■ **Exercise task**
Return each entry exactly, with none missing.

(Records about charts and figures)
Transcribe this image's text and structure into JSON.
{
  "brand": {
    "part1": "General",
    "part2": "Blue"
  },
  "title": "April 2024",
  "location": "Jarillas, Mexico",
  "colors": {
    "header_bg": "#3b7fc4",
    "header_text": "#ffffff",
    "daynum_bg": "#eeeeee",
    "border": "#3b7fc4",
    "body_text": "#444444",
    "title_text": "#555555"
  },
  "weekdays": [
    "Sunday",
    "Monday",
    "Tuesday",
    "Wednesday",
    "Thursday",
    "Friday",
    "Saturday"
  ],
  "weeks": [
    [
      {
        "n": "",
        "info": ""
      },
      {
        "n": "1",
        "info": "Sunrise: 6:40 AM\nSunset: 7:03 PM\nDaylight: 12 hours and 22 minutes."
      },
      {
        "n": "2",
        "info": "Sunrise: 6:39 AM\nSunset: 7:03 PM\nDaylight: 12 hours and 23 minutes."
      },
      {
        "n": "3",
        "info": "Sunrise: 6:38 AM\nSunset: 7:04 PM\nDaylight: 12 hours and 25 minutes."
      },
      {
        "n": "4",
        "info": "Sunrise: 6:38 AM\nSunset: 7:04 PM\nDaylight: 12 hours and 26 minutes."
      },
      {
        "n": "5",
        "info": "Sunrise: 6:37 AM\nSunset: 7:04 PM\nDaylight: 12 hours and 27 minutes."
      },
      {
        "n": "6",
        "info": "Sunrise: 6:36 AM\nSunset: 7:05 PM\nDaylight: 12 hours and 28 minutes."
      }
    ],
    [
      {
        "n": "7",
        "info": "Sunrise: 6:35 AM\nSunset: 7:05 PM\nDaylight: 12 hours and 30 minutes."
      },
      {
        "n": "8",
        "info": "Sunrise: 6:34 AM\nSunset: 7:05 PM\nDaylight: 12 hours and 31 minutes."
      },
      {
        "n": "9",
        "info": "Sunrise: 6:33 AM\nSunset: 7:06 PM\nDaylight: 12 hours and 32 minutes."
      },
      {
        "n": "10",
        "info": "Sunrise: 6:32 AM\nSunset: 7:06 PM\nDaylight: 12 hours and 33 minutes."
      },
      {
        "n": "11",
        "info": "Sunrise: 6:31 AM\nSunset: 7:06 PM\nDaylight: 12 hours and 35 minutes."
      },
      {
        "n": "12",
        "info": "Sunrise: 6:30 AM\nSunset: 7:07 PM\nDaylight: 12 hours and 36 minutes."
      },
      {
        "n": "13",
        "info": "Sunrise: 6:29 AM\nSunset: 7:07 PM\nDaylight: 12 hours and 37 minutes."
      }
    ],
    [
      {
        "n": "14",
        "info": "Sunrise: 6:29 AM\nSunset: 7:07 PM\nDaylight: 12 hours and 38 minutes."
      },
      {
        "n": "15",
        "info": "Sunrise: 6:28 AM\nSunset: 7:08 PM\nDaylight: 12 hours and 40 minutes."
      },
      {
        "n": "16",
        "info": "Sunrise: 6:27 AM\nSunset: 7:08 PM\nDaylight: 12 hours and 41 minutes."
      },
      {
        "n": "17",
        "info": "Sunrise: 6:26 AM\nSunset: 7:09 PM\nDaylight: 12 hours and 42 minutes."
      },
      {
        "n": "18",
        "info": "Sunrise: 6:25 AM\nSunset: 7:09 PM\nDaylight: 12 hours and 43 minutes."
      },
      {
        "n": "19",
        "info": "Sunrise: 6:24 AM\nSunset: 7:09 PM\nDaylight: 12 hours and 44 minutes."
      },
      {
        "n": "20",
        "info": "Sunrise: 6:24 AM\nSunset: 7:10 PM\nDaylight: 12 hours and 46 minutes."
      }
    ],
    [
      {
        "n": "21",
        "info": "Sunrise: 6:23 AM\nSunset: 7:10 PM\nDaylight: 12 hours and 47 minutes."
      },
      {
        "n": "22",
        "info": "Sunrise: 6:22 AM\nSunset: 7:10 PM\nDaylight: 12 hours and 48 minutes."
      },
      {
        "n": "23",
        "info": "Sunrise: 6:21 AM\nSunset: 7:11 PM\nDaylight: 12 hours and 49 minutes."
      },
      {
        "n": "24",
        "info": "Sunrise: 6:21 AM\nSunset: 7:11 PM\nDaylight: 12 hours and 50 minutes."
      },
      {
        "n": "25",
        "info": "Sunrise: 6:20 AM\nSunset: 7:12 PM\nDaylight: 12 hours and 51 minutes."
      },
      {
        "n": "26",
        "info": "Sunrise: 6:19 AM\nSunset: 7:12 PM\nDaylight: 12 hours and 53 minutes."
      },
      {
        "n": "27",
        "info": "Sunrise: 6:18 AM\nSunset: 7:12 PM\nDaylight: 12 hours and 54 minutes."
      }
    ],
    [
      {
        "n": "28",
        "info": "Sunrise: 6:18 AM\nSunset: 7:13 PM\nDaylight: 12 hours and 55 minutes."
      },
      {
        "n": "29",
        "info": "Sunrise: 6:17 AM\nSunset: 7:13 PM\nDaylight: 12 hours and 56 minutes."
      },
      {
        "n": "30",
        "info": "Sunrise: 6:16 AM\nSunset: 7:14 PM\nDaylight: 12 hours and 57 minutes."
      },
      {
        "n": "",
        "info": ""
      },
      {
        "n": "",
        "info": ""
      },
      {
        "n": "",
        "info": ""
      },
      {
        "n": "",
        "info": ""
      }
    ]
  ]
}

■ **Complete output**
Transcribe this image's text and structure into JSON.
{
  "brand": {
    "part1": "General",
    "part2": "Blue"
  },
  "title": "April 2024",
  "location": "Jarillas, Mexico",
  "colors": {
    "header_bg": "#3b7fc4",
    "header_text": "#ffffff",
    "daynum_bg": "#eeeeee",
    "border": "#3b7fc4",
    "body_text": "#444444",
    "title_text": "#555555"
  },
  "weekdays": [
    "Sunday",
    "Monday",
    "Tuesday",
    "Wednesday",
    "Thursday",
    "Friday",
    "Saturday"
  ],
  "weeks": [
    [
      {
        "n": "",
        "info": ""
      },
      {
        "n": "1",
        "info": "Sunrise: 6:40 AM\nSunset: 7:03 PM\nDaylight: 12 hours and 22 minutes."
      },
      {
        "n": "2",
        "info": "Sunrise: 6:39 AM\nSunset: 7:03 PM\nDaylight: 12 hours and 23 minutes."
      },
      {
        "n": "3",
        "info": "Sunrise: 6:38 AM\nSunset: 7:04 PM\nDaylight: 12 hours and 25 minutes."
      },
      {
        "n": "4",
        "info": "Sunrise: 6:38 AM\nSunset: 7:04 PM\nDaylight: 12 hours and 26 minutes."
      },
      {
        "n": "5",
        "info": "Sunrise: 6:37 AM\nSunset: 7:04 PM\nDaylight: 12 hours and 27 minutes."
      },
      {
        "n": "6",
        "info": "Sunrise: 6:36 AM\nSunset: 7:05 PM\nDaylight: 12 hours and 28 minutes."
      }
    ],
    [
      {
        "n": "7",
        "info": "Sunrise: 6:35 AM\nSunset: 7:05 PM\nDaylight: 12 hours and 30 minutes."
      },
      {
        "n": "8",
        "info": "Sunrise: 6:34 AM\nSunset: 7:05 PM\nDaylight: 12 hours and 31 minutes."
      },
      {
        "n": "9",
        "info": "Sunrise: 6:33 AM\nSunset: 7:06 PM\nDaylight: 12 hours and 32 minutes."
      },
      {
        "n": "10",
        "info": "Sunrise: 6:32 AM\nSunset: 7:06 PM\nDaylight: 12 hours and 33 minutes."
      },
      {
        "n": "11",
        "info": "Sunrise: 6:31 AM\nSunset: 7:06 PM\nDaylight: 12 hours and 35 minutes."
      },
      {
        "n": "12",
        "info": "Sunrise: 6:30 AM\nSunset: 7:07 PM\nDaylight: 12 hours and 36 minutes."
      },
      {
        "n": "13",
        "info": "Sunrise: 6:29 AM\nSunset: 7:07 PM\nDaylight: 12 hours and 37 minutes."
      }
    ],
    [
      {
        "n": "14",
        "info": "Sunrise: 6:29 AM\nSunset: 7:07 PM\nDaylight: 12 hours and 38 minutes."
      },
      {
        "n": "15",
        "info": "Sunrise: 6:28 AM\nSunset: 7:08 PM\nDaylight: 12 hours and 40 minutes."
      },
      {
        "n": "16",
        "info": "Sunrise: 6:27 AM\nSunset: 7:08 PM\nDaylight: 12 hours and 41 minutes."
      },
      {
        "n": "17",
        "info": "Sunrise: 6:26 AM\nSunset: 7:09 PM\nDaylight: 12 hours and 42 minutes."
      },
      {
        "n": "18",
        "info": "Sunrise: 6:25 AM\nSunset: 7:09 PM\nDaylight: 12 hours and 43 minutes."
      },
      {
        "n": "19",
        "info": "Sunrise: 6:24 AM\nSunset: 7:09 PM\nDaylight: 12 hours and 44 minutes."
      },
      {
        "n": "20",
        "info": "Sunrise: 6:24 AM\nSunset: 7:10 PM\nDaylight: 12 hours and 46 minutes."
      }
    ],
    [
      {
        "n": "21",
        "info": "Sunrise: 6:23 AM\nSunset: 7:10 PM\nDaylight: 12 hours and 47 minutes."
      },
      {
        "n": "22",
        "info": "Sunrise: 6:22 AM\nSunset: 7:10 PM\nDaylight: 12 hours and 48 minutes."
      },
      {
        "n": "23",
        "info": "Sunrise: 6:21 AM\nSunset: 7:11 PM\nDaylight: 12 hours and 49 minutes."
      },
      {
        "n": "24",
        "info": "Sunrise: 6:21 AM\nSunset: 7:11 PM\nDaylight: 12 hours and 50 minutes."
      },
      {
        "n": "25",
        "info": "Sunrise: 6:20 AM\nSunset: 7:12 PM\nDaylight: 12 hours and 51 minutes."
      },
      {
        "n": "26",
        "info": "Sunrise: 6:19 AM\nSunset: 7:12 PM\nDaylight: 12 hours and 53 minutes."
      },
      {
        "n": "27",
        "info": "Sunrise: 6:18 AM\nSunset: 7:12 PM\nDaylight: 12 hours and 54 minutes."
      }
    ],
    [
      {
        "n": "28",
        "info": "Sunrise: 6:18 AM\nSunset: 7:13 PM\nDaylight: 12 hours and 55 minutes."
      },
      {
        "n": "29",
        "info": "Sunrise: 6:17 AM\nSunset: 7:13 PM\nDaylight: 12 hours and 56 minutes."
      },
      {
        "n": "30",
        "info": "Sunrise: 6:16 AM\nSunset: 7:14 PM\nDaylight: 12 hours and 57 minutes."
      },
      {
        "n": "",
        "info": ""
      },
      {
        "n": "",
        "info": ""
      },
      {
        "n": "",
        "info": ""
      },
      {
        "n": "",
        "info": ""
      }
    ]
  ]
}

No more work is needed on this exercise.